──────── LISTED ENTRIES ────────

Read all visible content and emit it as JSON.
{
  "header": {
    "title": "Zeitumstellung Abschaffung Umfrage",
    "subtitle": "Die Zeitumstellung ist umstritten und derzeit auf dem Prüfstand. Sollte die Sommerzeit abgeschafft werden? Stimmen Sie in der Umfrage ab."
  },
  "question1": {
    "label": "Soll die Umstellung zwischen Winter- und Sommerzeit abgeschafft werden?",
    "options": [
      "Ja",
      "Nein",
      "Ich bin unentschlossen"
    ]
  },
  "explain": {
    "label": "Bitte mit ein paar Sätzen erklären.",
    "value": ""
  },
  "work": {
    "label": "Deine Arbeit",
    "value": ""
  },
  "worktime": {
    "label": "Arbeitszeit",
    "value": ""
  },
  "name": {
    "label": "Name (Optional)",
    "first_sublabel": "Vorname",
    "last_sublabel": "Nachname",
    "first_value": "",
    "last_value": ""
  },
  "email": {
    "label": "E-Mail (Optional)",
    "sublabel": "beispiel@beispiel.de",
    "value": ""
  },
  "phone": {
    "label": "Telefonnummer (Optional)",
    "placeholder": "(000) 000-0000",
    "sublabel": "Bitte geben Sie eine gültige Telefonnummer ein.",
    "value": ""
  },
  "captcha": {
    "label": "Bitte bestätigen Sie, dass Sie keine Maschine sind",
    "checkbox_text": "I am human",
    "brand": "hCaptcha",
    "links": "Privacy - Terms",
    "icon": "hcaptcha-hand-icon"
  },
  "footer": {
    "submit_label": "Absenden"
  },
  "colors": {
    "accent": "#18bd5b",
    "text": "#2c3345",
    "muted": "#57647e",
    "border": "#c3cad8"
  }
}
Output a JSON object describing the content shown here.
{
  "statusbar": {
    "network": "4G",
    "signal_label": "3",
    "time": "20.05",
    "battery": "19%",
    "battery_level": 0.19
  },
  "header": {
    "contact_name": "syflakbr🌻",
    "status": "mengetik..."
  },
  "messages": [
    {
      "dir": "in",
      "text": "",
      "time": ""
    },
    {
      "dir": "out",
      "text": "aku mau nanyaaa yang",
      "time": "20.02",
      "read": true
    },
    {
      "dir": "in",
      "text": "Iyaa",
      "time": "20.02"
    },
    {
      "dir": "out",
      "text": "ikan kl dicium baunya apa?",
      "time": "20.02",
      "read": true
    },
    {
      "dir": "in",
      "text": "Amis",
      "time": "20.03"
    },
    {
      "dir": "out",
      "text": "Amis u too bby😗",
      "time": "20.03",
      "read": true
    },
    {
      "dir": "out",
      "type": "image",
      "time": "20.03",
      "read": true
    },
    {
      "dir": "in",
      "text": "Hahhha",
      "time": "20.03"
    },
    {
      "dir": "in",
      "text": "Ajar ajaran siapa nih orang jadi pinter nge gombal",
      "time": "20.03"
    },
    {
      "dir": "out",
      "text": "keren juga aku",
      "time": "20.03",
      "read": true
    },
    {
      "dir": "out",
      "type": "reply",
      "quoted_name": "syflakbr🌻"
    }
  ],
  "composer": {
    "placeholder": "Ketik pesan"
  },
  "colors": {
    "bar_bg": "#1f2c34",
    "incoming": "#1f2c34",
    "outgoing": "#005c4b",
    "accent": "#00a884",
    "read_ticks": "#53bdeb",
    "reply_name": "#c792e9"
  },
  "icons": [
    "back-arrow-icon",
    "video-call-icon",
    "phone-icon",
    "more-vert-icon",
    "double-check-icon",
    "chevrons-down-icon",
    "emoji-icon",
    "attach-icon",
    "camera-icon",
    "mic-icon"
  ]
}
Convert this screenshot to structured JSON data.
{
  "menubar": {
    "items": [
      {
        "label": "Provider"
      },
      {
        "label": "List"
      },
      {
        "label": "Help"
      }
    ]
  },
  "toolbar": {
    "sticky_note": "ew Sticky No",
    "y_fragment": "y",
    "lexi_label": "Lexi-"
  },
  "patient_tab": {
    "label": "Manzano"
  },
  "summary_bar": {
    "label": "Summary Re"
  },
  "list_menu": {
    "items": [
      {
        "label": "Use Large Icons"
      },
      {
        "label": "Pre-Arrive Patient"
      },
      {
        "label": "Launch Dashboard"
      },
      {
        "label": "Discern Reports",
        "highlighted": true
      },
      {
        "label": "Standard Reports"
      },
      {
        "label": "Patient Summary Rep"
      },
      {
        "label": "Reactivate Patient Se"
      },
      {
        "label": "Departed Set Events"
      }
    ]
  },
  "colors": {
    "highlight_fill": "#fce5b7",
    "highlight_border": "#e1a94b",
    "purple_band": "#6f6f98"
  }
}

────────

**EXERCISE DESCRIPTION**: All of the entries above should be written out again exactly.

**TASK SOLUTION**:
Read all visible content and emit it as JSON.
{
  "header": {
    "title": "Zeitumstellung Abschaffung Umfrage",
    "subtitle": "Die Zeitumstellung ist umstritten und derzeit auf dem Prüfstand. Sollte die Sommerzeit abgeschafft werden? Stimmen Sie in der Umfrage ab."
  },
  "question1": {
    "label": "Soll die Umstellung zwischen Winter- und Sommerzeit abgeschafft werden?",
    "options": [
      "Ja",
      "Nein",
      "Ich bin unentschlossen"
    ]
  },
  "explain": {
    "label": "Bitte mit ein paar Sätzen erklären.",
    "value": ""
  },
  "work": {
    "label": "Deine Arbeit",
    "value": ""
  },
  "worktime": {
    "label": "Arbeitszeit",
    "value": ""
  },
  "name": {
    "label": "Name (Optional)",
    "first_sublabel": "Vorname",
    "last_sublabel": "Nachname",
    "first_value": "",
    "last_value": ""
  },
  "email": {
    "label": "E-Mail (Optional)",
    "sublabel": "beispiel@beispiel.de",
    "value": ""
  },
  "phone": {
    "label": "Telefonnummer (Optional)",
    "placeholder": "(000) 000-0000",
    "sublabel": "Bitte geben Sie eine gültige Telefonnummer ein.",
    "value": ""
  },
  "captcha": {
    "label": "Bitte bestätigen Sie, dass Sie keine Maschine sind",
    "checkbox_text": "I am human",
    "brand": "hCaptcha",
    "links": "Privacy - Terms",
    "icon": "hcaptcha-hand-icon"
  },
  "footer": {
    "submit_label": "Absenden"
  },
  "colors": {
    "accent": "#18bd5b",
    "text": "#2c3345",
    "muted": "#57647e",
    "border": "#c3cad8"
  }
}
Output a JSON object describing the content shown here.
{
  "statusbar": {
    "network": "4G",
    "signal_label": "3",
    "time": "20.05",
    "battery": "19%",
    "battery_level": 0.19
  },
  "header": {
    "contact_name": "syflakbr🌻",
    "status": "mengetik..."
  },
  "messages": [
    {
      "dir": "in",
      "text": "",
      "time": ""
    },
    {
      "dir": "out",
      "text": "aku mau nanyaaa yang",
      "time": "20.02",
      "read": true
    },
    {
      "dir": "in",
      "text": "Iyaa",
      "time": "20.02"
    },
    {
      "dir": "out",
      "text": "ikan kl dicium baunya apa?",
      "time": "20.02",
      "read": true
    },
    {
      "dir": "in",
      "text": "Amis",
      "time": "20.03"
    },
    {
      "dir": "out",
      "text": "Amis u too bby😗",
      "time": "20.03",
      "read": true
    },
    {
      "dir": "out",
      "type": "image",
      "time": "20.03",
      "read": true
    },
    {
      "dir": "in",
      "text": "Hahhha",
      "time": "20.03"
    },
    {
      "dir": "in",
      "text": "Ajar ajaran siapa nih orang jadi pinter nge gombal",
      "time": "20.03"
    },
    {
      "dir": "out",
      "text": "keren juga aku",
      "time": "20.03",
      "read": true
    },
    {
      "dir": "out",
      "type": "reply",
      "quoted_name": "syflakbr🌻"
    }
  ],
  "composer": {
    "placeholder": "Ketik pesan"
  },
  "colors": {
    "bar_bg": "#1f2c34",
    "incoming": "#1f2c34",
    "outgoing": "#005c4b",
    "accent": "#00a884",
    "read_ticks": "#53bdeb",
    "reply_name": "#c792e9"
  },
  "icons": [
    "back-arrow-icon",
    "video-call-icon",
    "phone-icon",
    "more-vert-icon",
    "double-check-icon",
    "chevrons-down-icon",
    "emoji-icon",
    "attach-icon",
    "camera-icon",
    "mic-icon"
  ]
}
Convert this screenshot to structured JSON data.
{
  "menubar": {
    "items": [
      {
        "label": "Provider"
      },
      {
        "label": "List"
      },
      {
        "label": "Help"
      }
    ]
  },
  "toolbar": {
    "sticky_note": "ew Sticky No",
    "y_fragment": "y",
    "lexi_label": "Lexi-"
  },
  "patient_tab": {
    "label": "Manzano"
  },
  "summary_bar": {
    "label": "Summary Re"
  },
  "list_menu": {
    "items": [
      {
        "label": "Use Large Icons"
      },
      {
        "label": "Pre-Arrive Patient"
      },
      {
        "label": "Launch Dashboard"
      },
      {
        "label": "Discern Reports",
        "highlighted": true
      },
      {
        "label": "Standard Reports"
      },
      {
        "label": "Patient Summary Rep"
      },
      {
        "label": "Reactivate Patient Se"
      },
      {
        "label": "Departed Set Events"
      }
    ]
  },
  "colors": {
    "highlight_fill": "#fce5b7",
    "highlight_border": "#e1a94b",
    "purple_band": "#6f6f98"
  }
}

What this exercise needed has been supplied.